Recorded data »
○ ○ ○ ○

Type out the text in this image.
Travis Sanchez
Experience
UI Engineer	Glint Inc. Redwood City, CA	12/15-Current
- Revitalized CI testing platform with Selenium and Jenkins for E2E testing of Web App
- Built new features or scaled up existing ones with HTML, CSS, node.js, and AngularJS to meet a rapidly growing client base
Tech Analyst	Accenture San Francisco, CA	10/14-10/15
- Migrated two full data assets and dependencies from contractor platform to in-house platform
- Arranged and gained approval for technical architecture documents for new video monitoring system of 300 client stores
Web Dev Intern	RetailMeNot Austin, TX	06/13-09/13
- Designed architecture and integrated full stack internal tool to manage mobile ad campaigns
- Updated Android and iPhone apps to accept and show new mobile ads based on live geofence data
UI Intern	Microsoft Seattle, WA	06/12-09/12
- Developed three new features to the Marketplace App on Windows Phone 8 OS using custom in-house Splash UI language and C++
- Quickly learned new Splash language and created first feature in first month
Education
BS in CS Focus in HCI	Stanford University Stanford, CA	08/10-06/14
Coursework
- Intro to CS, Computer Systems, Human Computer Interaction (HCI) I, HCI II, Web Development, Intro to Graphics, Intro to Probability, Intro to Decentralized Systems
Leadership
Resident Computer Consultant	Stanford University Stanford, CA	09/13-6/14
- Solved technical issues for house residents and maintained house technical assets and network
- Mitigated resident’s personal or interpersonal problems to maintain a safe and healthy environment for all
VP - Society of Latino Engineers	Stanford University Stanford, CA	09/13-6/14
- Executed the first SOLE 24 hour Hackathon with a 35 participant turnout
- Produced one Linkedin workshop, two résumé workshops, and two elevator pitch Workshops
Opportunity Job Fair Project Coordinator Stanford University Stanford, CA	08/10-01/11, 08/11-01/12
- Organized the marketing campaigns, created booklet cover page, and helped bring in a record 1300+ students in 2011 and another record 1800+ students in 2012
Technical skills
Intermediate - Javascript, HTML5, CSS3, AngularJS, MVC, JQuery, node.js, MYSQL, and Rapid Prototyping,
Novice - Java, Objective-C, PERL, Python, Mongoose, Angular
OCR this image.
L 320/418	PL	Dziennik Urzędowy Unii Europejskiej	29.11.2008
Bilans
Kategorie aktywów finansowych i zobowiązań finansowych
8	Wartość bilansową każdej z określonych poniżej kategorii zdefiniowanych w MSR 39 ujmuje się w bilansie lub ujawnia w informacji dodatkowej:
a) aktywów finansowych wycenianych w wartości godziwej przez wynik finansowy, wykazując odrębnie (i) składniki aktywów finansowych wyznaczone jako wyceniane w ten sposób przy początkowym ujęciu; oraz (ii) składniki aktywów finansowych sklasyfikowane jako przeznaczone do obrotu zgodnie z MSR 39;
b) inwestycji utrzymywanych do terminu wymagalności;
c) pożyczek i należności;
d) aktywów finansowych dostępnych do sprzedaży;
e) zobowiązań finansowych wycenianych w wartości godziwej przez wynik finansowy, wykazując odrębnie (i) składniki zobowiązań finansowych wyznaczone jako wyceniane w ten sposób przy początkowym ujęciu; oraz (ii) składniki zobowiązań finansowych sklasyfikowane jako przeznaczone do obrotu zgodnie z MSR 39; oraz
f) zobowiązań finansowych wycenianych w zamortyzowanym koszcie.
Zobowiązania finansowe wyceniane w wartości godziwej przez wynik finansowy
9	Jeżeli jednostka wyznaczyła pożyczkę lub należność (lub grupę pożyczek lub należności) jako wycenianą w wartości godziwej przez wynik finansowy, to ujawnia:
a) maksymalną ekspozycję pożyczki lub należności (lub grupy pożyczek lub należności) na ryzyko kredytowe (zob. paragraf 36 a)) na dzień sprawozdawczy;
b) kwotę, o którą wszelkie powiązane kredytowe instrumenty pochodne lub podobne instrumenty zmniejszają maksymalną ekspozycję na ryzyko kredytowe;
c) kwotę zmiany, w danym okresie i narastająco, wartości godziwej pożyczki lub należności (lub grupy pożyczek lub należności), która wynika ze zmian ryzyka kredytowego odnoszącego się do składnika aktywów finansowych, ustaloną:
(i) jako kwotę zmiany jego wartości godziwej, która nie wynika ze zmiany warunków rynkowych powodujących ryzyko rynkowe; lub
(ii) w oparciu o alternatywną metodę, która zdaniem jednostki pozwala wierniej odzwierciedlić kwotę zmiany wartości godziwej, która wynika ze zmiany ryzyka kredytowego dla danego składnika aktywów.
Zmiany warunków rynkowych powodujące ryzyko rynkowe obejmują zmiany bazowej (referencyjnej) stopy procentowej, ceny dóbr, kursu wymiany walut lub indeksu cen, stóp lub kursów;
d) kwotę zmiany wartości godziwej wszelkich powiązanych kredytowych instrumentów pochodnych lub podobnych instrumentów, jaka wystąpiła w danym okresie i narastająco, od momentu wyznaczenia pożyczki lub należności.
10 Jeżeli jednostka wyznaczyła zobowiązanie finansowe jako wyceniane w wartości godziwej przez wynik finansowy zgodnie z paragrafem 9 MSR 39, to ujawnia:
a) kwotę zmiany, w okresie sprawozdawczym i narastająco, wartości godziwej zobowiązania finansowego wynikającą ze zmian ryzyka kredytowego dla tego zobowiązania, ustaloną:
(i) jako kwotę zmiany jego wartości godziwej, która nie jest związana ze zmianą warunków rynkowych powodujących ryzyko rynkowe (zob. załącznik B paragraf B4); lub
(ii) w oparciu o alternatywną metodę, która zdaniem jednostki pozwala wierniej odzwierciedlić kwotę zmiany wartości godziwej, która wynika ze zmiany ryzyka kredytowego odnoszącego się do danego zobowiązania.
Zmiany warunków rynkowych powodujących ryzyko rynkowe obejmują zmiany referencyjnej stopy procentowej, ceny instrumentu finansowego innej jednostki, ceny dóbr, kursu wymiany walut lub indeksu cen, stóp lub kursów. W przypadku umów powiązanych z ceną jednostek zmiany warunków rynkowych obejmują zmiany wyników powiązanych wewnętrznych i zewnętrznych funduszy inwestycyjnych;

○ ○ ○ ○

INSTRUCTIONS TO FOLLOW » Which lines in the listing above hold the word "danym"? Show each of them.

EXPECTED ANSWER »
c) kwotę zmiany, w danym okresie i narastająco, wartości godziwej pożyczki lub należności (lub grupy pożyczek lub należności), która wynika ze zmian ryzyka kredytowego odnoszącego się do składnika aktywów finansowych, ustaloną:
d) kwotę zmiany wartości godziwej wszelkich powiązanych kredytowych instrumentów pochodnych lub podobnych instrumentów, jaka wystąpiła w danym okresie i narastająco, od momentu wyznaczenia pożyczki lub należności.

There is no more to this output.